■ **DATA LINES**:
• • •
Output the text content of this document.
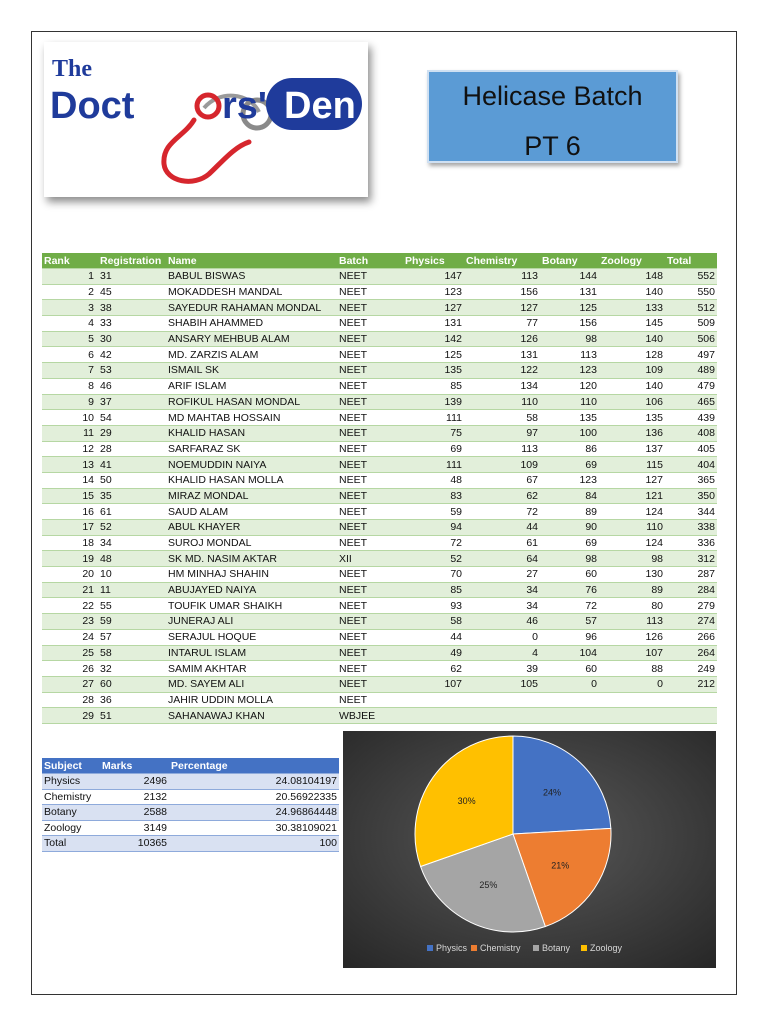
The
Doct rs' Den	Helicase Batch
PT 6
Rank	Registration	Name	Batch	Physics	Chemistry	Botany	Zoology	Total
1	31	BABUL BISWAS	NEET	147	113	144	148	552
2	45	MOKADDESH MANDAL	NEET	123	156	131	140	550
3	38	SAYEDUR RAHAMAN MONDAL	NEET	127	127	125	133	512
4	33	SHABIH AHAMMED	NEET	131	77	156	145	509
5	30	ANSARY MEHBUB ALAM	NEET	142	126	98	140	506
6	42	MD. ZARZIS ALAM	NEET	125	131	113	128	497
7	53	ISMAIL SK	NEET	135	122	123	109	489
8	46	ARIF ISLAM	NEET	85	134	120	140	479
9	37	ROFIKUL HASAN MONDAL	NEET	139	110	110	106	465
10	54	MD MAHTAB HOSSAIN	NEET	111	58	135	135	439
11	29	KHALID HASAN	NEET	75	97	100	136	408
12	28	SARFARAZ SK	NEET	69	113	86	137	405
13	41	NOEMUDDIN NAIYA	NEET	111	109	69	115	404
14	50	KHALID HASAN MOLLA	NEET	48	67	123	127	365
15	35	MIRAZ MONDAL	NEET	83	62	84	121	350
16	61	SAUD ALAM	NEET	59	72	89	124	344
17	52	ABUL KHAYER	NEET	94	44	90	110	338
18	34	SUROJ MONDAL	NEET	72	61	69	124	336
19	48	SK MD. NASIM AKTAR	XII	52	64	98	98	312
20	10	HM MINHAJ SHAHIN	NEET	70	27	60	130	287
21	11	ABUJAYED NAIYA	NEET	85	34	76	89	284
22	55	TOUFIK UMAR SHAIKH	NEET	93	34	72	80	279
23	59	JUNERAJ ALI	NEET	58	46	57	113	274
24	57	SERAJUL HOQUE	NEET	44	0	96	126	266
25	58	INTARUL ISLAM	NEET	49	4	104	107	264
26	32	SAMIM AKHTAR	NEET	62	39	60	88	249
27	60	MD. SAYEM ALI	NEET	107	105	0	0	212
28	36	JAHIR UDDIN MOLLA	NEET					
29	51	SAHANAWAJ KHAN	WBJEE					
Subject	Marks	Percentage
Physics	2496	24.08104197
Chemistry	2132	20.56922335
Botany	2588	24.96864448
Zoology	3149	30.38109021
Total	10365	100
24%
21%
25%
30%
Physics Chemistry Botany Zoology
• • •
■ **WHAT IS NEEDED**:
Quote each record exactly as it stands, minus the pictures.

■ **THE REPLY**:
Output the text content of this document.
The
Doct rs' Den	Helicase Batch
PT 6
Rank	Registration	Name	Batch	Physics	Chemistry	Botany	Zoology	Total
1	31	BABUL BISWAS	NEET	147	113	144	148	552
2	45	MOKADDESH MANDAL	NEET	123	156	131	140	550
3	38	SAYEDUR RAHAMAN MONDAL	NEET	127	127	125	133	512
4	33	SHABIH AHAMMED	NEET	131	77	156	145	509
5	30	ANSARY MEHBUB ALAM	NEET	142	126	98	140	506
6	42	MD. ZARZIS ALAM	NEET	125	131	113	128	497
7	53	ISMAIL SK	NEET	135	122	123	109	489
8	46	ARIF ISLAM	NEET	85	134	120	140	479
9	37	ROFIKUL HASAN MONDAL	NEET	139	110	110	106	465
10	54	MD MAHTAB HOSSAIN	NEET	111	58	135	135	439
11	29	KHALID HASAN	NEET	75	97	100	136	408
12	28	SARFARAZ SK	NEET	69	113	86	137	405
13	41	NOEMUDDIN NAIYA	NEET	111	109	69	115	404
14	50	KHALID HASAN MOLLA	NEET	48	67	123	127	365
15	35	MIRAZ MONDAL	NEET	83	62	84	121	350
16	61	SAUD ALAM	NEET	59	72	89	124	344
17	52	ABUL KHAYER	NEET	94	44	90	110	338
18	34	SUROJ MONDAL	NEET	72	61	69	124	336
19	48	SK MD. NASIM AKTAR	XII	52	64	98	98	312
20	10	HM MINHAJ SHAHIN	NEET	70	27	60	130	287
21	11	ABUJAYED NAIYA	NEET	85	34	76	89	284
22	55	TOUFIK UMAR SHAIKH	NEET	93	34	72	80	279
23	59	JUNERAJ ALI	NEET	58	46	57	113	274
24	57	SERAJUL HOQUE	NEET	44	0	96	126	266
25	58	INTARUL ISLAM	NEET	49	4	104	107	264
26	32	SAMIM AKHTAR	NEET	62	39	60	88	249
27	60	MD. SAYEM ALI	NEET	107	105	0	0	212
28	36	JAHIR UDDIN MOLLA	NEET					
29	51	SAHANAWAJ KHAN	WBJEE					
Subject	Marks	Percentage
Physics	2496	24.08104197
Chemistry	2132	20.56922335
Botany	2588	24.96864448
Zoology	3149	30.38109021
Total	10365	100
24%
21%
25%
30%
Physics Chemistry Botany Zoology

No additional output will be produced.